■ Supplied material
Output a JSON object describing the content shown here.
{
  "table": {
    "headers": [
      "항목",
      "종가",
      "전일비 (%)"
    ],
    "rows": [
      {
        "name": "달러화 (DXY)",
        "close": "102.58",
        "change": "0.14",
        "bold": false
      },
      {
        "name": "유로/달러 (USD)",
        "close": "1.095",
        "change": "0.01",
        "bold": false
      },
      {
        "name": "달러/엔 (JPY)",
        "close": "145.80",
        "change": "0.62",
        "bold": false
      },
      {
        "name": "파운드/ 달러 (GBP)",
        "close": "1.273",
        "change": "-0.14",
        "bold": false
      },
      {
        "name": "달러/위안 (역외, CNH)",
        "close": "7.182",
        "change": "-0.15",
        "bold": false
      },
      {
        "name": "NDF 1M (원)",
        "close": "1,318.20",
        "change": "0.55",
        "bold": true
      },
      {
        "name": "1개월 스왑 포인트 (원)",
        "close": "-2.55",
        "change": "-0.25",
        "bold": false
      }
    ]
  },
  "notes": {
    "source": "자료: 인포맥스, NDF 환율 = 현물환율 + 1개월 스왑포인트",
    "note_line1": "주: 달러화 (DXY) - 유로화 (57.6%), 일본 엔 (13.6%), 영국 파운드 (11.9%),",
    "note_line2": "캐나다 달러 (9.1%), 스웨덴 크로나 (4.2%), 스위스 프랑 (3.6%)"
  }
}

■ Task brief
Pull out every line containing "close".

■ Task result
        "close": "102.58",
        "close": "1.095",
        "close": "145.80",
        "close": "1.273",
        "close": "7.182",
        "close": "1,318.20",
        "close": "-2.55",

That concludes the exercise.